### The exercise
In the material below, identify each line bearing the word "document". Reproduce those lines.

>>>

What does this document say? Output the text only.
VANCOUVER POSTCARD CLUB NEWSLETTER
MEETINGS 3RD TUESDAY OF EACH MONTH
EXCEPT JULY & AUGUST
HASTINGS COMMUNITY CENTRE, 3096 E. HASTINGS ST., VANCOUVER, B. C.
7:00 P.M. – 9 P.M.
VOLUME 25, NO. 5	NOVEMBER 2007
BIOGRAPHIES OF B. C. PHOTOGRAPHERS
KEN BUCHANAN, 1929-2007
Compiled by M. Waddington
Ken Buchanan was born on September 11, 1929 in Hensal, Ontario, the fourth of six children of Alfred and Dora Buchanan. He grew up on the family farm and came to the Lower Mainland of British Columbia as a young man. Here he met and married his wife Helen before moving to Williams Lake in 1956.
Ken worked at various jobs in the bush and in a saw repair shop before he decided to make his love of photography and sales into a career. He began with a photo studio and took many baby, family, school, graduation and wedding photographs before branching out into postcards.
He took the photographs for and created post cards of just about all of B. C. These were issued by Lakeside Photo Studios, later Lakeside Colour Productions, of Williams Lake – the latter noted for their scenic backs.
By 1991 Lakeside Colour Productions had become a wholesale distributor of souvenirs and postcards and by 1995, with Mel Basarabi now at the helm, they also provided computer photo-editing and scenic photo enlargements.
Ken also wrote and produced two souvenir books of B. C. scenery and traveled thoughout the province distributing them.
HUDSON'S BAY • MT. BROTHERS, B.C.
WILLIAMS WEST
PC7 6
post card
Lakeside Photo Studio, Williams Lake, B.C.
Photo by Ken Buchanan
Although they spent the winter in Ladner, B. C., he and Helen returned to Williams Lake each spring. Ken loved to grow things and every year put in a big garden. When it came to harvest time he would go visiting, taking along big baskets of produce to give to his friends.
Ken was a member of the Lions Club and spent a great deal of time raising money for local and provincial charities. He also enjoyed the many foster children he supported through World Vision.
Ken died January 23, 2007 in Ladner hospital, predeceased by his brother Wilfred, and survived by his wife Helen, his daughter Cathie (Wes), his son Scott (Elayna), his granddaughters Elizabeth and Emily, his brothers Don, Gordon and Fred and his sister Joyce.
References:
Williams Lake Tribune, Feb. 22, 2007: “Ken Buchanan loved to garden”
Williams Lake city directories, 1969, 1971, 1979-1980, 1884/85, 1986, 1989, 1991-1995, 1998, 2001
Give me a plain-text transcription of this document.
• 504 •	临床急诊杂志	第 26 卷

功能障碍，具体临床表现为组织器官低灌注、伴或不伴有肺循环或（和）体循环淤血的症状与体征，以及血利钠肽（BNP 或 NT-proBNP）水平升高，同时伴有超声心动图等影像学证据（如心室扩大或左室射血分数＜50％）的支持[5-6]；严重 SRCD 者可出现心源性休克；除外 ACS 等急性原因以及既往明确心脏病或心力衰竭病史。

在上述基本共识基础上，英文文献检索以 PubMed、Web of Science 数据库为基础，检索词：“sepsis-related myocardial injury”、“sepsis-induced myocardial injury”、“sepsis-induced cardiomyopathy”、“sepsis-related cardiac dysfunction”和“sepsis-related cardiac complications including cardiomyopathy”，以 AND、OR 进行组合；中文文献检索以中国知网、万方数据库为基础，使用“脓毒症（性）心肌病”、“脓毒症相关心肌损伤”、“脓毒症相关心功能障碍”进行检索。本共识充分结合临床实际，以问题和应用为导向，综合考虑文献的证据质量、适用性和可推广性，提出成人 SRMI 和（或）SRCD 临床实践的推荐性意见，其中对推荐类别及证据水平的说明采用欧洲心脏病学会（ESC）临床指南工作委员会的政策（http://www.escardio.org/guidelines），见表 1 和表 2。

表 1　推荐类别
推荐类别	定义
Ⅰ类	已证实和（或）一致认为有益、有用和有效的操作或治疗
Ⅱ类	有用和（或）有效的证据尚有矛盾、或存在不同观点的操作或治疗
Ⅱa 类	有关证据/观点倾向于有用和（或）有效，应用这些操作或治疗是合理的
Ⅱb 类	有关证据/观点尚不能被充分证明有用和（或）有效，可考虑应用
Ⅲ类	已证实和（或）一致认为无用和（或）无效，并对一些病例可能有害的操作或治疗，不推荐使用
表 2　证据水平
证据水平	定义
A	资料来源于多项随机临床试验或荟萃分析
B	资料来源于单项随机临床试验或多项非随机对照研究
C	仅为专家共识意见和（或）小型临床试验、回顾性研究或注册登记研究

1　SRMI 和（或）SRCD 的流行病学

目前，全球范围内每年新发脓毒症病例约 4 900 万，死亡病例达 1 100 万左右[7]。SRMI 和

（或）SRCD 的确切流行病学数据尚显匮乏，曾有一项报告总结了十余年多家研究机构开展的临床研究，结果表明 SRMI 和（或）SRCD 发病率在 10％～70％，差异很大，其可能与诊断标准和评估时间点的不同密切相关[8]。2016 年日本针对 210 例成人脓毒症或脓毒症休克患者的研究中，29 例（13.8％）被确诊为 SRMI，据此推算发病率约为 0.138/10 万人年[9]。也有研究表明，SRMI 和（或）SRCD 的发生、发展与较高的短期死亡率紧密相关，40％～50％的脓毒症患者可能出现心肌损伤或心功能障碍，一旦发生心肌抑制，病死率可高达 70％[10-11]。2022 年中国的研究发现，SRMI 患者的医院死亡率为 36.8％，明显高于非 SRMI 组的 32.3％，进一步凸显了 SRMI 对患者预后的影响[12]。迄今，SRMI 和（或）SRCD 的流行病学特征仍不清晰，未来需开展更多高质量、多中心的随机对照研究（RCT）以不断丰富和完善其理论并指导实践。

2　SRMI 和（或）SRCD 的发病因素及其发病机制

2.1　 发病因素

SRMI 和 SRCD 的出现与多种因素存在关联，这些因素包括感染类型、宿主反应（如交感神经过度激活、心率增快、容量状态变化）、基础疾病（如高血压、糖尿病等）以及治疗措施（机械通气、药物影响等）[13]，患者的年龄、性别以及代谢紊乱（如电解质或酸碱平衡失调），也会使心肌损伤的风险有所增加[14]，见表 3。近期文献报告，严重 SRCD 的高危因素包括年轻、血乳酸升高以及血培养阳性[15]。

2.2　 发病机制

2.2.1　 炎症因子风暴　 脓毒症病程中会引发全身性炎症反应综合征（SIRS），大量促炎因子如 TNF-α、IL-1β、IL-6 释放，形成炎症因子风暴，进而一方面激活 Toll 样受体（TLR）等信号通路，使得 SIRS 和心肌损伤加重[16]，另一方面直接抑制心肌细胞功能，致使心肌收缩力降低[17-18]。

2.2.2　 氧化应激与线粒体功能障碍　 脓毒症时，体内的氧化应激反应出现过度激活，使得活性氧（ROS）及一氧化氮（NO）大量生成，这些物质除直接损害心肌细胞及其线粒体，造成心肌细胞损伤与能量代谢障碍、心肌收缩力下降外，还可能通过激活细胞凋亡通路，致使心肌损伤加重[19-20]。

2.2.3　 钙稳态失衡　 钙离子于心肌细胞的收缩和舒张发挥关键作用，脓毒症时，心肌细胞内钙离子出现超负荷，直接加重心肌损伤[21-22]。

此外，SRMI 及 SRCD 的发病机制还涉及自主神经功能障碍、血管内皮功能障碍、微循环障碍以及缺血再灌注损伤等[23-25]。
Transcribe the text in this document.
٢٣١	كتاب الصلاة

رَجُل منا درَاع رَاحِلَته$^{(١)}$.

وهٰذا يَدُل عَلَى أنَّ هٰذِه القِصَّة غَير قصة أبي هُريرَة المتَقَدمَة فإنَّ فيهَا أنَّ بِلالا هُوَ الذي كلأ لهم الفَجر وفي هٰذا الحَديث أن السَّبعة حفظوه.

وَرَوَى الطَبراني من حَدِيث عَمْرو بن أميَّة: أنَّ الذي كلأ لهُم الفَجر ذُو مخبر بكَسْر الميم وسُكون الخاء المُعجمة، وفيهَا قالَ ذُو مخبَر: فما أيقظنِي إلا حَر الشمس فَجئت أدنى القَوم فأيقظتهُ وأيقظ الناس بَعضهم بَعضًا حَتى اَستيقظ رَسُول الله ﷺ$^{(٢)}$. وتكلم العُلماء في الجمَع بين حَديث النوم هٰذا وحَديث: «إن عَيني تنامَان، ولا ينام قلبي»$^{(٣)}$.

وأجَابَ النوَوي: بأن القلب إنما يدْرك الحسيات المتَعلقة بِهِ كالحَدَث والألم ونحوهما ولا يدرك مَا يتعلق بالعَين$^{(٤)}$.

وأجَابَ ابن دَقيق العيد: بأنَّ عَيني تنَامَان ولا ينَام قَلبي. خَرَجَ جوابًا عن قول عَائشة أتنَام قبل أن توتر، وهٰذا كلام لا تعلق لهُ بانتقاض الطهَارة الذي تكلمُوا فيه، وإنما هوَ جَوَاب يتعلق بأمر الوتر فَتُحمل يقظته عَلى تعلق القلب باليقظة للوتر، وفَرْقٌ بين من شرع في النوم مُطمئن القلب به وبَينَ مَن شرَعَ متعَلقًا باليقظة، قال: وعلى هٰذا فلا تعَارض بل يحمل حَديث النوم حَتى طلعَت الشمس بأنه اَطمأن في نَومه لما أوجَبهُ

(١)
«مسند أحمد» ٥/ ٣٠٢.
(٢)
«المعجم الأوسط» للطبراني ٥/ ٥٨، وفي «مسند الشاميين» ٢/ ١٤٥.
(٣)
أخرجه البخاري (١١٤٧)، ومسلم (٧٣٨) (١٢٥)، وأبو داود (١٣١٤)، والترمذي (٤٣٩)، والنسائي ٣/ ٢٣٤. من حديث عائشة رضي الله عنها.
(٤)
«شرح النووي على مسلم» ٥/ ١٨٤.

<<<

### Answer to the task
What does this document say? Output the text only.
Give me a plain-text transcription of this document.
Transcribe the text in this document.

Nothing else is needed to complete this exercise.